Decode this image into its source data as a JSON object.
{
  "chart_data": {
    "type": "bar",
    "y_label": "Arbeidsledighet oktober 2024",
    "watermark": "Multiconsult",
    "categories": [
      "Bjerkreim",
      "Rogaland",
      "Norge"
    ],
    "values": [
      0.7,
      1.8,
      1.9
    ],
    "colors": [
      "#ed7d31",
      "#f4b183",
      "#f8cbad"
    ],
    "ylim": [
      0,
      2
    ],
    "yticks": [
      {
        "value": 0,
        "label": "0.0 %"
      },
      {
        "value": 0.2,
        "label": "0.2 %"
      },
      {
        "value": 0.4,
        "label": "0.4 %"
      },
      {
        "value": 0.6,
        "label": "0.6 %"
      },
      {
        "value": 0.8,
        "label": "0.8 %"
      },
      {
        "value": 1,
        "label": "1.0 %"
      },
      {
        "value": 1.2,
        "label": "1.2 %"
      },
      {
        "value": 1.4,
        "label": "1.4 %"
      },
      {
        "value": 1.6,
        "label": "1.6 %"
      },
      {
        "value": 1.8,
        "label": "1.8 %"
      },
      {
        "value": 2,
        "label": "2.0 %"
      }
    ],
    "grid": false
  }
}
-*-
**AIM OF THE TASK**. Copy out the data shown above without altering anything.

**EXPECTED ANSWER**.
Decode this image into its source data as a JSON object.
{
  "chart_data": {
    "type": "bar",
    "y_label": "Arbeidsledighet oktober 2024",
    "watermark": "Multiconsult",
    "categories": [
      "Bjerkreim",
      "Rogaland",
      "Norge"
    ],
    "values": [
      0.7,
      1.8,
      1.9
    ],
    "colors": [
      "#ed7d31",
      "#f4b183",
      "#f8cbad"
    ],
    "ylim": [
      0,
      2
    ],
    "yticks": [
      {
        "value": 0,
        "label": "0.0 %"
      },
      {
        "value": 0.2,
        "label": "0.2 %"
      },
      {
        "value": 0.4,
        "label": "0.4 %"
      },
      {
        "value": 0.6,
        "label": "0.6 %"
      },
      {
        "value": 0.8,
        "label": "0.8 %"
      },
      {
        "value": 1,
        "label": "1.0 %"
      },
      {
        "value": 1.2,
        "label": "1.2 %"
      },
      {
        "value": 1.4,
        "label": "1.4 %"
      },
      {
        "value": 1.6,
        "label": "1.6 %"
      },
      {
        "value": 1.8,
        "label": "1.8 %"
      },
      {
        "value": 2,
        "label": "2.0 %"
      }
    ],
    "grid": false
  }
}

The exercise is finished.